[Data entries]
###

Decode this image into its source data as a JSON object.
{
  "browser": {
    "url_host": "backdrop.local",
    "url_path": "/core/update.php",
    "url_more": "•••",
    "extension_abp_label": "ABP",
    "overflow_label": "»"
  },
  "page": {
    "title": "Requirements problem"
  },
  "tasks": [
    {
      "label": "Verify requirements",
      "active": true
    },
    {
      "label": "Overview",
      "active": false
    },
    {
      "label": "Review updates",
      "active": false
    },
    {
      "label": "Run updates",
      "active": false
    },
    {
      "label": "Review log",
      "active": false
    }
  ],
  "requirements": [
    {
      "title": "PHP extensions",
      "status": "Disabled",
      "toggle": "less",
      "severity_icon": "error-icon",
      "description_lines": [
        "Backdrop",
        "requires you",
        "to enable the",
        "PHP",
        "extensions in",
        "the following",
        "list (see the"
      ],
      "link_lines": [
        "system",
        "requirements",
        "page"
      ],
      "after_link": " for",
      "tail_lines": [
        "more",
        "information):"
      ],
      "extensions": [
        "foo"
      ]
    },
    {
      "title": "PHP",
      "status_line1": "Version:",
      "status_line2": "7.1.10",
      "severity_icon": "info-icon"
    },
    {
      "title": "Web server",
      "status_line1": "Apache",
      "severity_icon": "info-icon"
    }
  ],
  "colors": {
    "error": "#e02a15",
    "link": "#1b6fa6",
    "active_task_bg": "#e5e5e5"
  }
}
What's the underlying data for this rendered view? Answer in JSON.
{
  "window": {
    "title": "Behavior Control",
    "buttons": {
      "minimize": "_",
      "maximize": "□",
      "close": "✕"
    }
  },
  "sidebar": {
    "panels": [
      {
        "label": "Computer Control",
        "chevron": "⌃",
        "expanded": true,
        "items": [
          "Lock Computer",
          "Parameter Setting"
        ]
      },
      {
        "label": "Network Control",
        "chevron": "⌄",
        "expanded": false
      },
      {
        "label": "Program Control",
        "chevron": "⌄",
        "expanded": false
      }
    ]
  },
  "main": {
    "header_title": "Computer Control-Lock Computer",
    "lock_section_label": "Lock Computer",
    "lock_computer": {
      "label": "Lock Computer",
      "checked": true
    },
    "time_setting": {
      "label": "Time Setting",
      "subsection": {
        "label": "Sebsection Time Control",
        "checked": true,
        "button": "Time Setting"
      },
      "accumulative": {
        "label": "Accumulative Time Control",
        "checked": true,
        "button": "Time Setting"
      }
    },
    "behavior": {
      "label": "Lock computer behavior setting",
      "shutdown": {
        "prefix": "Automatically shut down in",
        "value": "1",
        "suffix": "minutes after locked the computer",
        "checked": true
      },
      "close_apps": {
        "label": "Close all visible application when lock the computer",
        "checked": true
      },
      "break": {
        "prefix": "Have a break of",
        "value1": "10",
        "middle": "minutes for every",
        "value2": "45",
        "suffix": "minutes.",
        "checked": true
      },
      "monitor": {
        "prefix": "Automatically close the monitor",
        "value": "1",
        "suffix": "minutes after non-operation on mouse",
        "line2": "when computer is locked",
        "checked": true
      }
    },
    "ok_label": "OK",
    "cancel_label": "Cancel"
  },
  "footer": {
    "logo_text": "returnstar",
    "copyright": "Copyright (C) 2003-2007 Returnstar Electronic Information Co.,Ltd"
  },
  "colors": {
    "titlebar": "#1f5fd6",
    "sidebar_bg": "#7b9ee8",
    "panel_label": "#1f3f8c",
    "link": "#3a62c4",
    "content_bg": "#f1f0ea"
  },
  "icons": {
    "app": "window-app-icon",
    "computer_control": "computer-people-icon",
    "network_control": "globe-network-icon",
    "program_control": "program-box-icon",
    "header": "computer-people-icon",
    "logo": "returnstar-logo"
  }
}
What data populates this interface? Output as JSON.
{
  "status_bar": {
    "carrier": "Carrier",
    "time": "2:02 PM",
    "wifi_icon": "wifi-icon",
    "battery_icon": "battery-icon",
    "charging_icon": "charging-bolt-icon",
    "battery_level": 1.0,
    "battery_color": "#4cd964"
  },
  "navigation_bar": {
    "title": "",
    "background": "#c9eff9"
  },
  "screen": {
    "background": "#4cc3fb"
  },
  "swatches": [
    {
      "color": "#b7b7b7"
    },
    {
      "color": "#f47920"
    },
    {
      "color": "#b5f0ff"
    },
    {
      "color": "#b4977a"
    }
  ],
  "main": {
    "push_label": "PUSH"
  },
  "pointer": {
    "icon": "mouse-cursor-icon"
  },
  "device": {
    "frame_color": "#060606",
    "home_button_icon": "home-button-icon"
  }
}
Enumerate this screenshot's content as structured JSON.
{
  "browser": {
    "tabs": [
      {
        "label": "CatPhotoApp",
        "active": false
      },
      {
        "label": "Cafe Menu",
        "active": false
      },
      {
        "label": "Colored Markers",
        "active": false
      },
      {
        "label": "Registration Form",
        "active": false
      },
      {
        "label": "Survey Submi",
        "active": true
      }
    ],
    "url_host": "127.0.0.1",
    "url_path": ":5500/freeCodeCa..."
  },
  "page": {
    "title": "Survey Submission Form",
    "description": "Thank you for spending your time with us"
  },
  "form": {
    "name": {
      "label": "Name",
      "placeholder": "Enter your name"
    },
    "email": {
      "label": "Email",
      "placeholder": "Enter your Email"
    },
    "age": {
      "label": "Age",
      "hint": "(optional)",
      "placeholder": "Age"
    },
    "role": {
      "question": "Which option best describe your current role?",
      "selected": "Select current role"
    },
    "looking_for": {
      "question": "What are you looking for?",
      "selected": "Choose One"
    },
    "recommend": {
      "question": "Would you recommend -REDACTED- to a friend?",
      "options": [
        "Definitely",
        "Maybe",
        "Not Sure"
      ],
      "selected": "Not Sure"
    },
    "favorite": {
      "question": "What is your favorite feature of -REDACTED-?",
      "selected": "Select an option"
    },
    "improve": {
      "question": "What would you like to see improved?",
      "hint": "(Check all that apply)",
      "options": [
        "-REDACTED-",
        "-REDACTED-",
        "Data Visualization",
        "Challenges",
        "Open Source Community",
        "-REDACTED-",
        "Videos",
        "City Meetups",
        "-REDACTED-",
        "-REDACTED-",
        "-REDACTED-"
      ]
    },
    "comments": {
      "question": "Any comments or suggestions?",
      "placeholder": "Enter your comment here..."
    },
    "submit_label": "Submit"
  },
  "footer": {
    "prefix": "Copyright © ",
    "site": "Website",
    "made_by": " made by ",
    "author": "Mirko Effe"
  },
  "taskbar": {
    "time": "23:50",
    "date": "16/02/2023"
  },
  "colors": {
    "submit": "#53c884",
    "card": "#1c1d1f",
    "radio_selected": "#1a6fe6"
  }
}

###

Short exercise. Give back all the records exactly as they stand.

Finished task.
Decode this image into its source data as a JSON object.
{
  "browser": {
    "url_host": "backdrop.local",
    "url_path": "/core/update.php",
    "url_more": "•••",
    "extension_abp_label": "ABP",
    "overflow_label": "»"
  },
  "page": {
    "title": "Requirements problem"
  },
  "tasks": [
    {
      "label": "Verify requirements",
      "active": true
    },
    {
      "label": "Overview",
      "active": false
    },
    {
      "label": "Review updates",
      "active": false
    },
    {
      "label": "Run updates",
      "active": false
    },
    {
      "label": "Review log",
      "active": false
    }
  ],
  "requirements": [
    {
      "title": "PHP extensions",
      "status": "Disabled",
      "toggle": "less",
      "severity_icon": "error-icon",
      "description_lines": [
        "Backdrop",
        "requires you",
        "to enable the",
        "PHP",
        "extensions in",
        "the following",
        "list (see the"
      ],
      "link_lines": [
        "system",
        "requirements",
        "page"
      ],
      "after_link": " for",
      "tail_lines": [
        "more",
        "information):"
      ],
      "extensions": [
        "foo"
      ]
    },
    {
      "title": "PHP",
      "status_line1": "Version:",
      "status_line2": "7.1.10",
      "severity_icon": "info-icon"
    },
    {
      "title": "Web server",
      "status_line1": "Apache",
      "severity_icon": "info-icon"
    }
  ],
  "colors": {
    "error": "#e02a15",
    "link": "#1b6fa6",
    "active_task_bg": "#e5e5e5"
  }
}
What's the underlying data for this rendered view? Answer in JSON.
{
  "window": {
    "title": "Behavior Control",
    "buttons": {
      "minimize": "_",
      "maximize": "□",
      "close": "✕"
    }
  },
  "sidebar": {
    "panels": [
      {
        "label": "Computer Control",
        "chevron": "⌃",
        "expanded": true,
        "items": [
          "Lock Computer",
          "Parameter Setting"
        ]
      },
      {
        "label": "Network Control",
        "chevron": "⌄",
        "expanded": false
      },
      {
        "label": "Program Control",
        "chevron": "⌄",
        "expanded": false
      }
    ]
  },
  "main": {
    "header_title": "Computer Control-Lock Computer",
    "lock_section_label": "Lock Computer",
    "lock_computer": {
      "label": "Lock Computer",
      "checked": true
    },
    "time_setting": {
      "label": "Time Setting",
      "subsection": {
        "label": "Sebsection Time Control",
        "checked": true,
        "button": "Time Setting"
      },
      "accumulative": {
        "label": "Accumulative Time Control",
        "checked": true,
        "button": "Time Setting"
      }
    },
    "behavior": {
      "label": "Lock computer behavior setting",
      "shutdown": {
        "prefix": "Automatically shut down in",
        "value": "1",
        "suffix": "minutes after locked the computer",
        "checked": true
      },
      "close_apps": {
        "label": "Close all visible application when lock the computer",
        "checked": true
      },
      "break": {
        "prefix": "Have a break of",
        "value1": "10",
        "middle": "minutes for every",
        "value2": "45",
        "suffix": "minutes.",
        "checked": true
      },
      "monitor": {
        "prefix": "Automatically close the monitor",
        "value": "1",
        "suffix": "minutes after non-operation on mouse",
        "line2": "when computer is locked",
        "checked": true
      }
    },
    "ok_label": "OK",
    "cancel_label": "Cancel"
  },
  "footer": {
    "logo_text": "returnstar",
    "copyright": "Copyright (C) 2003-2007 Returnstar Electronic Information Co.,Ltd"
  },
  "colors": {
    "titlebar": "#1f5fd6",
    "sidebar_bg": "#7b9ee8",
    "panel_label": "#1f3f8c",
    "link": "#3a62c4",
    "content_bg": "#f1f0ea"
  },
  "icons": {
    "app": "window-app-icon",
    "computer_control": "computer-people-icon",
    "network_control": "globe-network-icon",
    "program_control": "program-box-icon",
    "header": "computer-people-icon",
    "logo": "returnstar-logo"
  }
}
What data populates this interface? Output as JSON.
{
  "status_bar": {
    "carrier": "Carrier",
    "time": "2:02 PM",
    "wifi_icon": "wifi-icon",
    "battery_icon": "battery-icon",
    "charging_icon": "charging-bolt-icon",
    "battery_level": 1.0,
    "battery_color": "#4cd964"
  },
  "navigation_bar": {
    "title": "",
    "background": "#c9eff9"
  },
  "screen": {
    "background": "#4cc3fb"
  },
  "swatches": [
    {
      "color": "#b7b7b7"
    },
    {
      "color": "#f47920"
    },
    {
      "color": "#b5f0ff"
    },
    {
      "color": "#b4977a"
    }
  ],
  "main": {
    "push_label": "PUSH"
  },
  "pointer": {
    "icon": "mouse-cursor-icon"
  },
  "device": {
    "frame_color": "#060606",
    "home_button_icon": "home-button-icon"
  }
}
Enumerate this screenshot's content as structured JSON.
{
  "browser": {
    "tabs": [
      {
        "label": "CatPhotoApp",
        "active": false
      },
      {
        "label": "Cafe Menu",
        "active": false
      },
      {
        "label": "Colored Markers",
        "active": false
      },
      {
        "label": "Registration Form",
        "active": false
      },
      {
        "label": "Survey Submi",
        "active": true
      }
    ],
    "url_host": "127.0.0.1",
    "url_path": ":5500/freeCodeCa..."
  },
  "page": {
    "title": "Survey Submission Form",
    "description": "Thank you for spending your time with us"
  },
  "form": {
    "name": {
      "label": "Name",
      "placeholder": "Enter your name"
    },
    "email": {
      "label": "Email",
      "placeholder": "Enter your Email"
    },
    "age": {
      "label": "Age",
      "hint": "(optional)",
      "placeholder": "Age"
    },
    "role": {
      "question": "Which option best describe your current role?",
      "selected": "Select current role"
    },
    "looking_for": {
      "question": "What are you looking for?",
      "selected": "Choose One"
    },
    "recommend": {
      "question": "Would you recommend -REDACTED- to a friend?",
      "options": [
        "Definitely",
        "Maybe",
        "Not Sure"
      ],
      "selected": "Not Sure"
    },
    "favorite": {
      "question": "What is your favorite feature of -REDACTED-?",
      "selected": "Select an option"
    },
    "improve": {
      "question": "What would you like to see improved?",
      "hint": "(Check all that apply)",
      "options": [
        "-REDACTED-",
        "-REDACTED-",
        "Data Visualization",
        "Challenges",
        "Open Source Community",
        "-REDACTED-",
        "Videos",
        "City Meetups",
        "-REDACTED-",
        "-REDACTED-",
        "-REDACTED-"
      ]
    },
    "comments": {
      "question": "Any comments or suggestions?",
      "placeholder": "Enter your comment here..."
    },
    "submit_label": "Submit"
  },
  "footer": {
    "prefix": "Copyright © ",
    "site": "Website",
    "made_by": " made by ",
    "author": "Mirko Effe"
  },
  "taskbar": {
    "time": "23:50",
    "date": "16/02/2023"
  },
  "colors": {
    "submit": "#53c884",
    "card": "#1c1d1f",
    "radio_selected": "#1a6fe6"
  }
}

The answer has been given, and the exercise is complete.